Items listed in a dataset:
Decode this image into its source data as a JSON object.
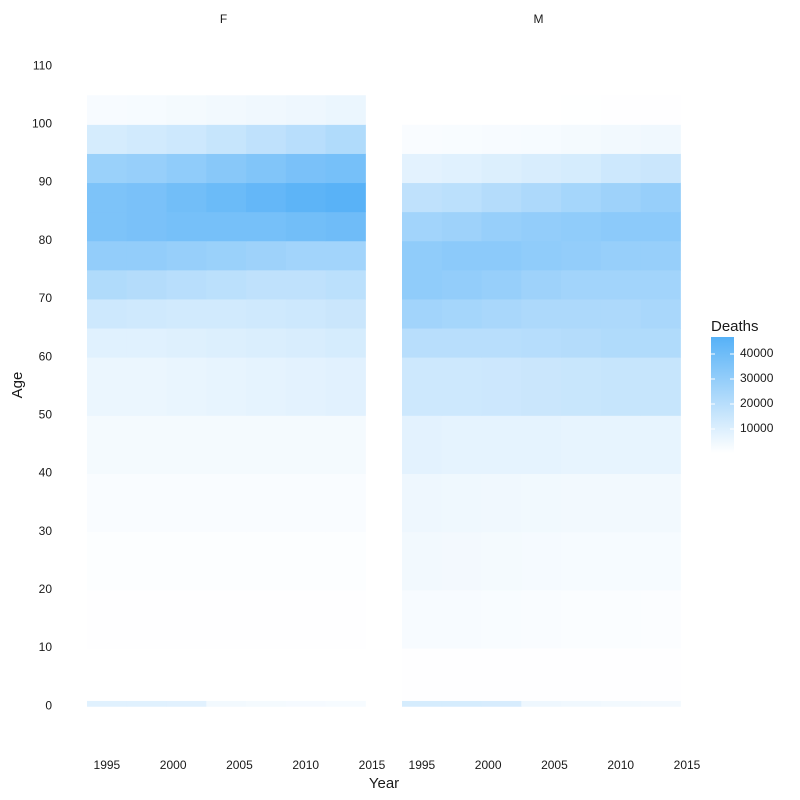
{
  "chart_data": {
    "type": "heatmap",
    "x_label": "Year",
    "y_label": "Age",
    "legend_title": "Deaths",
    "legend_position": "right",
    "low_color": "#ffffff",
    "high_color": "#56b1f7",
    "clim": [
      400,
      46800
    ],
    "legend_ticks": [
      10000,
      20000,
      30000,
      40000
    ],
    "xlim": [
      1993.5,
      2015
    ],
    "ylim": [
      -5.8,
      114.5
    ],
    "xticks": [
      1995,
      2000,
      2005,
      2010,
      2015
    ],
    "yticks": [
      0,
      10,
      20,
      30,
      40,
      50,
      60,
      70,
      80,
      90,
      100,
      110
    ],
    "x_bins": [
      1993.5,
      1996.5,
      1999.5,
      2002.5,
      2005.5,
      2008.5,
      2011.5,
      2014.5
    ],
    "y_bins": [
      0,
      1,
      10,
      20,
      30,
      40,
      50,
      60,
      65,
      70,
      75,
      80,
      85,
      90,
      95,
      100,
      105
    ],
    "facets": [
      {
        "name": "F",
        "values": [
          [
            9000,
            9000,
            8500,
            4000,
            3500,
            3200,
            3000
          ],
          [
            500,
            500,
            500,
            500,
            500,
            500,
            500
          ],
          [
            800,
            800,
            800,
            800,
            800,
            800,
            800
          ],
          [
            1200,
            1200,
            1200,
            1200,
            1200,
            1200,
            1200
          ],
          [
            2000,
            2000,
            2000,
            2000,
            2000,
            2000,
            2000
          ],
          [
            3500,
            3500,
            3500,
            3500,
            3500,
            3500,
            3500
          ],
          [
            6000,
            6000,
            6500,
            7000,
            7500,
            8000,
            8500
          ],
          [
            9000,
            9000,
            9500,
            10000,
            10500,
            11000,
            12000
          ],
          [
            14000,
            13500,
            13000,
            13000,
            13500,
            14000,
            15000
          ],
          [
            22000,
            21000,
            20000,
            19000,
            18000,
            18000,
            19000
          ],
          [
            30000,
            30000,
            29000,
            28000,
            27000,
            26000,
            26000
          ],
          [
            36000,
            37000,
            38000,
            38000,
            38000,
            39000,
            40000
          ],
          [
            36000,
            37000,
            39000,
            41000,
            43000,
            45000,
            46000
          ],
          [
            28000,
            29000,
            31000,
            33000,
            35000,
            37000,
            38000
          ],
          [
            12000,
            13000,
            14000,
            16000,
            18000,
            20000,
            22000
          ],
          [
            2500,
            3000,
            3500,
            4000,
            4500,
            5000,
            6000
          ]
        ]
      },
      {
        "name": "M",
        "values": [
          [
            12000,
            12000,
            11500,
            5000,
            4500,
            4000,
            3800
          ],
          [
            700,
            700,
            700,
            700,
            700,
            700,
            700
          ],
          [
            2500,
            2500,
            2200,
            2000,
            1800,
            1700,
            1600
          ],
          [
            4000,
            3800,
            3500,
            3200,
            3000,
            3000,
            3000
          ],
          [
            5000,
            4800,
            4500,
            4200,
            4000,
            4000,
            4000
          ],
          [
            8000,
            7500,
            7500,
            7500,
            7000,
            7000,
            7000
          ],
          [
            14000,
            14000,
            14500,
            15000,
            15500,
            16000,
            16000
          ],
          [
            20000,
            20000,
            20000,
            20500,
            21000,
            22000,
            22000
          ],
          [
            26000,
            25000,
            24000,
            23000,
            23000,
            23000,
            24000
          ],
          [
            31000,
            30000,
            29000,
            27000,
            26000,
            26000,
            26000
          ],
          [
            31000,
            32000,
            32000,
            31000,
            30000,
            29000,
            29000
          ],
          [
            26000,
            27000,
            29000,
            30000,
            31000,
            32000,
            32000
          ],
          [
            18000,
            19000,
            21000,
            23000,
            25000,
            27000,
            29000
          ],
          [
            8000,
            9000,
            10000,
            11000,
            12000,
            14000,
            15000
          ],
          [
            2000,
            2200,
            2500,
            3000,
            3500,
            4000,
            4500
          ],
          [
            300,
            300,
            400,
            500,
            600,
            700,
            800
          ]
        ]
      }
    ]
  }
}
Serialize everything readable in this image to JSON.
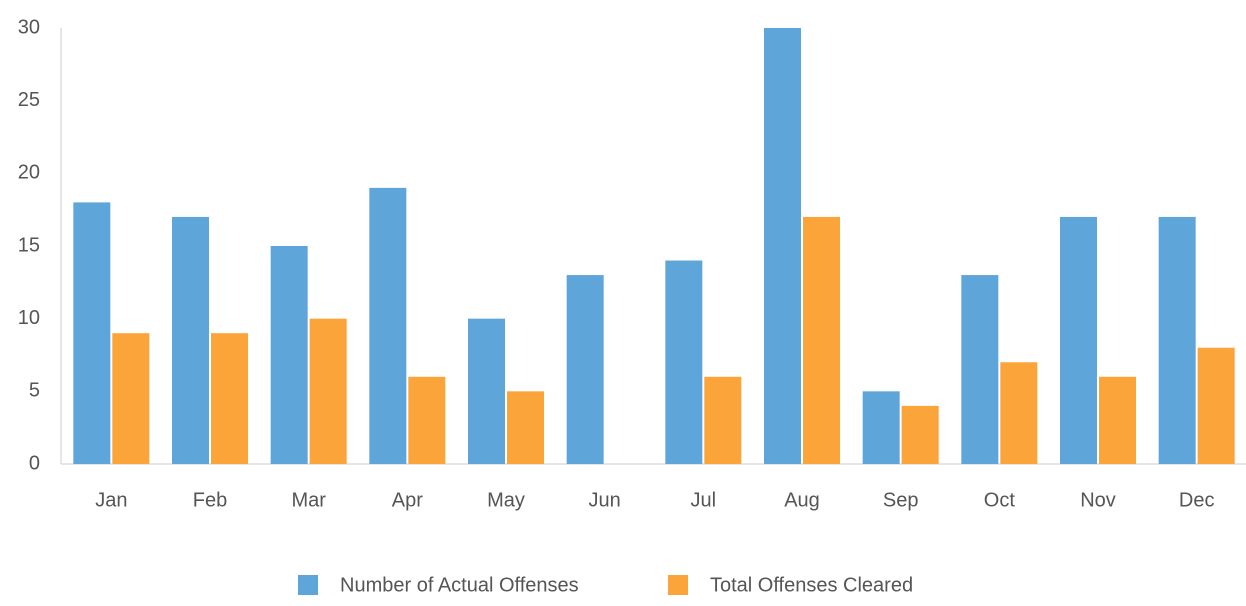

> **Task requirements**:
Above are the records; reproduce them exactly and leave out the pictures.

> **Final result**:
Decode this image into its source data as a JSON object.
{
  "chart_data": {
    "type": "heatmap",
    "x_label": "Year",
    "y_label": "Age",
    "legend_title": "Deaths",
    "legend_position": "right",
    "low_color": "#ffffff",
    "high_color": "#56b1f7",
    "clim": [
      400,
      46800
    ],
    "legend_ticks": [
      10000,
      20000,
      30000,
      40000
    ],
    "xlim": [
      1993.5,
      2015
    ],
    "ylim": [
      -5.8,
      114.5
    ],
    "xticks": [
      1995,
      2000,
      2005,
      2010,
      2015
    ],
    "yticks": [
      0,
      10,
      20,
      30,
      40,
      50,
      60,
      70,
      80,
      90,
      100,
      110
    ],
    "x_bins": [
      1993.5,
      1996.5,
      1999.5,
      2002.5,
      2005.5,
      2008.5,
      2011.5,
      2014.5
    ],
    "y_bins": [
      0,
      1,
      10,
      20,
      30,
      40,
      50,
      60,
      65,
      70,
      75,
      80,
      85,
      90,
      95,
      100,
      105
    ],
    "facets": [
      {
        "name": "F",
        "values": [
          [
            9000,
            9000,
            8500,
            4000,
            3500,
            3200,
            3000
          ],
          [
            500,
            500,
            500,
            500,
            500,
            500,
            500
          ],
          [
            800,
            800,
            800,
            800,
            800,
            800,
            800
          ],
          [
            1200,
            1200,
            1200,
            1200,
            1200,
            1200,
            1200
          ],
          [
            2000,
            2000,
            2000,
            2000,
            2000,
            2000,
            2000
          ],
          [
            3500,
            3500,
            3500,
            3500,
            3500,
            3500,
            3500
          ],
          [
            6000,
            6000,
            6500,
            7000,
            7500,
            8000,
            8500
          ],
          [
            9000,
            9000,
            9500,
            10000,
            10500,
            11000,
            12000
          ],
          [
            14000,
            13500,
            13000,
            13000,
            13500,
            14000,
            15000
          ],
          [
            22000,
            21000,
            20000,
            19000,
            18000,
            18000,
            19000
          ],
          [
            30000,
            30000,
            29000,
            28000,
            27000,
            26000,
            26000
          ],
          [
            36000,
            37000,
            38000,
            38000,
            38000,
            39000,
            40000
          ],
          [
            36000,
            37000,
            39000,
            41000,
            43000,
            45000,
            46000
          ],
          [
            28000,
            29000,
            31000,
            33000,
            35000,
            37000,
            38000
          ],
          [
            12000,
            13000,
            14000,
            16000,
            18000,
            20000,
            22000
          ],
          [
            2500,
            3000,
            3500,
            4000,
            4500,
            5000,
            6000
          ]
        ]
      },
      {
        "name": "M",
        "values": [
          [
            12000,
            12000,
            11500,
            5000,
            4500,
            4000,
            3800
          ],
          [
            700,
            700,
            700,
            700,
            700,
            700,
            700
          ],
          [
            2500,
            2500,
            2200,
            2000,
            1800,
            1700,
            1600
          ],
          [
            4000,
            3800,
            3500,
            3200,
            3000,
            3000,
            3000
          ],
          [
            5000,
            4800,
            4500,
            4200,
            4000,
            4000,
            4000
          ],
          [
            8000,
            7500,
            7500,
            7500,
            7000,
            7000,
            7000
          ],
          [
            14000,
            14000,
            14500,
            15000,
            15500,
            16000,
            16000
          ],
          [
            20000,
            20000,
            20000,
            20500,
            21000,
            22000,
            22000
          ],
          [
            26000,
            25000,
            24000,
            23000,
            23000,
            23000,
            24000
          ],
          [
            31000,
            30000,
            29000,
            27000,
            26000,
            26000,
            26000
          ],
          [
            31000,
            32000,
            32000,
            31000,
            30000,
            29000,
            29000
          ],
          [
            26000,
            27000,
            29000,
            30000,
            31000,
            32000,
            32000
          ],
          [
            18000,
            19000,
            21000,
            23000,
            25000,
            27000,
            29000
          ],
          [
            8000,
            9000,
            10000,
            11000,
            12000,
            14000,
            15000
          ],
          [
            2000,
            2200,
            2500,
            3000,
            3500,
            4000,
            4500
          ],
          [
            300,
            300,
            400,
            500,
            600,
            700,
            800
          ]
        ]
      }
    ]
  }
}
Serialize everything readable in this image to JSON.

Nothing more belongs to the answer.